PROBLEM TO WORK ON:
Your task is to print all of the material verbatim.

EXERCISE INPUTS:
++++++

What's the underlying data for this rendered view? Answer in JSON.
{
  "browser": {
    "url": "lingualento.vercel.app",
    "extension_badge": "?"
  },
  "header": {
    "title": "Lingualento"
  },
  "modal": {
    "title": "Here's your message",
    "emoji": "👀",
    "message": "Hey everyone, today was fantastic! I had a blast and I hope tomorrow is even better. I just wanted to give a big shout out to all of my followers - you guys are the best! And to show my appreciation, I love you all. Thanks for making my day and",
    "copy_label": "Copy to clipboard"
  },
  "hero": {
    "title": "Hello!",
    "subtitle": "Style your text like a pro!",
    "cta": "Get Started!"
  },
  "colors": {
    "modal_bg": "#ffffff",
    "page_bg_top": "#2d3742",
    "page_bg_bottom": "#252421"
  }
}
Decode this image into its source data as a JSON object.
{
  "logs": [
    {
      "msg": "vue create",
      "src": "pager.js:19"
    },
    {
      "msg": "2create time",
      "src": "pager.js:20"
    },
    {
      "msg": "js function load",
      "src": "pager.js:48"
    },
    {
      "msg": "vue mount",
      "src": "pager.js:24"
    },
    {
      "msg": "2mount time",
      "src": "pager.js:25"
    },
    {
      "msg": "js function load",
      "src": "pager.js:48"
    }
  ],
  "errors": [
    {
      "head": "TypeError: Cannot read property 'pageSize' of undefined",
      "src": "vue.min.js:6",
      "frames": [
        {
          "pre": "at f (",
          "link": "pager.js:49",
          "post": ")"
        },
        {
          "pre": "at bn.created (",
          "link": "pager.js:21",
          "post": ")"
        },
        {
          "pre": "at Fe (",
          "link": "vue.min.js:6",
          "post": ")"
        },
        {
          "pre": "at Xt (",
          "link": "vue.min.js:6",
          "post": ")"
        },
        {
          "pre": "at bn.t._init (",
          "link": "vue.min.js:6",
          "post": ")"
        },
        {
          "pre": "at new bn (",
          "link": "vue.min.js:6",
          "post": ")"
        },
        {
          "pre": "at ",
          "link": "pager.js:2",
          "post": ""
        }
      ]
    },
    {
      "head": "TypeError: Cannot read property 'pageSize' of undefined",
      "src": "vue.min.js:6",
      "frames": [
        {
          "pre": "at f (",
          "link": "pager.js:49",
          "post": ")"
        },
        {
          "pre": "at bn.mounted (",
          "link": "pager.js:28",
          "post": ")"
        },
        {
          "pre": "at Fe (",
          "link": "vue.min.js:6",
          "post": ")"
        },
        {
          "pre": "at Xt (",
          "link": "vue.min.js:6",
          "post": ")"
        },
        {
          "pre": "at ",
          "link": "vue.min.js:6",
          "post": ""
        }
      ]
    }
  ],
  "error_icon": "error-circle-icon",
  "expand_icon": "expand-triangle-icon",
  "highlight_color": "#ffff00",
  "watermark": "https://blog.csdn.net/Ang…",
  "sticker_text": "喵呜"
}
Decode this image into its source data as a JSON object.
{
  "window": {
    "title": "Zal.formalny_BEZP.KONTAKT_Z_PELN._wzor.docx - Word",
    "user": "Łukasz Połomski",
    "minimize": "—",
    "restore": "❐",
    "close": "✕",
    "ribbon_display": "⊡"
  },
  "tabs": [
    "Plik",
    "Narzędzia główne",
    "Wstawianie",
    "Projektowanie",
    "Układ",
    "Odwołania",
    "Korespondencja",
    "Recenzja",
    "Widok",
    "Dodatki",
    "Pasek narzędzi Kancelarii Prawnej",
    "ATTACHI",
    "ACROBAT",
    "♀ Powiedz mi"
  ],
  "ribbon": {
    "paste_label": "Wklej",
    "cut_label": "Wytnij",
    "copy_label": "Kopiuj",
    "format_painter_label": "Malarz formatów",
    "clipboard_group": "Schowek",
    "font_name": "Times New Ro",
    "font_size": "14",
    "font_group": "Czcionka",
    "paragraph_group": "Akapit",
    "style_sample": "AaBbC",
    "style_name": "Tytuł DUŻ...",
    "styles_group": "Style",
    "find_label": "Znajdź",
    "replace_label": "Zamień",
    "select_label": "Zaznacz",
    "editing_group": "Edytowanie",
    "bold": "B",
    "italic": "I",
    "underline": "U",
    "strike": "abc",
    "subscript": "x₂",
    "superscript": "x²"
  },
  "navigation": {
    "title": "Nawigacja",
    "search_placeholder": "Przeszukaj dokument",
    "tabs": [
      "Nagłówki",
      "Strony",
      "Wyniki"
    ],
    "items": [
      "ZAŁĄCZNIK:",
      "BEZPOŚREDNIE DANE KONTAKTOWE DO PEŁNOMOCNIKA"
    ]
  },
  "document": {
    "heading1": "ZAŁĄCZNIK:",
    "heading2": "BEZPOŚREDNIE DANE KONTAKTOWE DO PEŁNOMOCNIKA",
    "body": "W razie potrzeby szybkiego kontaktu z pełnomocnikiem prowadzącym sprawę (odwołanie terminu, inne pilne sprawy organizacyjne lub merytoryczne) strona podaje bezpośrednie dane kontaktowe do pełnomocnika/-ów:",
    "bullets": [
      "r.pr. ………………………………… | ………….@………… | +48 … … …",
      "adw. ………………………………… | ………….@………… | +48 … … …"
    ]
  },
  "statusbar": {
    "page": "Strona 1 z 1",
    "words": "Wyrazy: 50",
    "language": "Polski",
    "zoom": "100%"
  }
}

++++++

PROBLEM SOLUTION:
What's the underlying data for this rendered view? Answer in JSON.
{
  "browser": {
    "url": "lingualento.vercel.app",
    "extension_badge": "?"
  },
  "header": {
    "title": "Lingualento"
  },
  "modal": {
    "title": "Here's your message",
    "emoji": "👀",
    "message": "Hey everyone, today was fantastic! I had a blast and I hope tomorrow is even better. I just wanted to give a big shout out to all of my followers - you guys are the best! And to show my appreciation, I love you all. Thanks for making my day and",
    "copy_label": "Copy to clipboard"
  },
  "hero": {
    "title": "Hello!",
    "subtitle": "Style your text like a pro!",
    "cta": "Get Started!"
  },
  "colors": {
    "modal_bg": "#ffffff",
    "page_bg_top": "#2d3742",
    "page_bg_bottom": "#252421"
  }
}
Decode this image into its source data as a JSON object.
{
  "logs": [
    {
      "msg": "vue create",
      "src": "pager.js:19"
    },
    {
      "msg": "2create time",
      "src": "pager.js:20"
    },
    {
      "msg": "js function load",
      "src": "pager.js:48"
    },
    {
      "msg": "vue mount",
      "src": "pager.js:24"
    },
    {
      "msg": "2mount time",
      "src": "pager.js:25"
    },
    {
      "msg": "js function load",
      "src": "pager.js:48"
    }
  ],
  "errors": [
    {
      "head": "TypeError: Cannot read property 'pageSize' of undefined",
      "src": "vue.min.js:6",
      "frames": [
        {
          "pre": "at f (",
          "link": "pager.js:49",
          "post": ")"
        },
        {
          "pre": "at bn.created (",
          "link": "pager.js:21",
          "post": ")"
        },
        {
          "pre": "at Fe (",
          "link": "vue.min.js:6",
          "post": ")"
        },
        {
          "pre": "at Xt (",
          "link": "vue.min.js:6",
          "post": ")"
        },
        {
          "pre": "at bn.t._init (",
          "link": "vue.min.js:6",
          "post": ")"
        },
        {
          "pre": "at new bn (",
          "link": "vue.min.js:6",
          "post": ")"
        },
        {
          "pre": "at ",
          "link": "pager.js:2",
          "post": ""
        }
      ]
    },
    {
      "head": "TypeError: Cannot read property 'pageSize' of undefined",
      "src": "vue.min.js:6",
      "frames": [
        {
          "pre": "at f (",
          "link": "pager.js:49",
          "post": ")"
        },
        {
          "pre": "at bn.mounted (",
          "link": "pager.js:28",
          "post": ")"
        },
        {
          "pre": "at Fe (",
          "link": "vue.min.js:6",
          "post": ")"
        },
        {
          "pre": "at Xt (",
          "link": "vue.min.js:6",
          "post": ")"
        },
        {
          "pre": "at ",
          "link": "vue.min.js:6",
          "post": ""
        }
      ]
    }
  ],
  "error_icon": "error-circle-icon",
  "expand_icon": "expand-triangle-icon",
  "highlight_color": "#ffff00",
  "watermark": "https://blog.csdn.net/Ang…",
  "sticker_text": "喵呜"
}
Decode this image into its source data as a JSON object.
{
  "window": {
    "title": "Zal.formalny_BEZP.KONTAKT_Z_PELN._wzor.docx - Word",
    "user": "Łukasz Połomski",
    "minimize": "—",
    "restore": "❐",
    "close": "✕",
    "ribbon_display": "⊡"
  },
  "tabs": [
    "Plik",
    "Narzędzia główne",
    "Wstawianie",
    "Projektowanie",
    "Układ",
    "Odwołania",
    "Korespondencja",
    "Recenzja",
    "Widok",
    "Dodatki",
    "Pasek narzędzi Kancelarii Prawnej",
    "ATTACHI",
    "ACROBAT",
    "♀ Powiedz mi"
  ],
  "ribbon": {
    "paste_label": "Wklej",
    "cut_label": "Wytnij",
    "copy_label": "Kopiuj",
    "format_painter_label": "Malarz formatów",
    "clipboard_group": "Schowek",
    "font_name": "Times New Ro",
    "font_size": "14",
    "font_group": "Czcionka",
    "paragraph_group": "Akapit",
    "style_sample": "AaBbC",
    "style_name": "Tytuł DUŻ...",
    "styles_group": "Style",
    "find_label": "Znajdź",
    "replace_label": "Zamień",
    "select_label": "Zaznacz",
    "editing_group": "Edytowanie",
    "bold": "B",
    "italic": "I",
    "underline": "U",
    "strike": "abc",
    "subscript": "x₂",
    "superscript": "x²"
  },
  "navigation": {
    "title": "Nawigacja",
    "search_placeholder": "Przeszukaj dokument",
    "tabs": [
      "Nagłówki",
      "Strony",
      "Wyniki"
    ],
    "items": [
      "ZAŁĄCZNIK:",
      "BEZPOŚREDNIE DANE KONTAKTOWE DO PEŁNOMOCNIKA"
    ]
  },
  "document": {
    "heading1": "ZAŁĄCZNIK:",
    "heading2": "BEZPOŚREDNIE DANE KONTAKTOWE DO PEŁNOMOCNIKA",
    "body": "W razie potrzeby szybkiego kontaktu z pełnomocnikiem prowadzącym sprawę (odwołanie terminu, inne pilne sprawy organizacyjne lub merytoryczne) strona podaje bezpośrednie dane kontaktowe do pełnomocnika/-ów:",
    "bullets": [
      "r.pr. ………………………………… | ………….@………… | +48 … … …",
      "adw. ………………………………… | ………….@………… | +48 … … …"
    ]
  },
  "statusbar": {
    "page": "Strona 1 z 1",
    "words": "Wyrazy: 50",
    "language": "Polski",
    "zoom": "100%"
  }
}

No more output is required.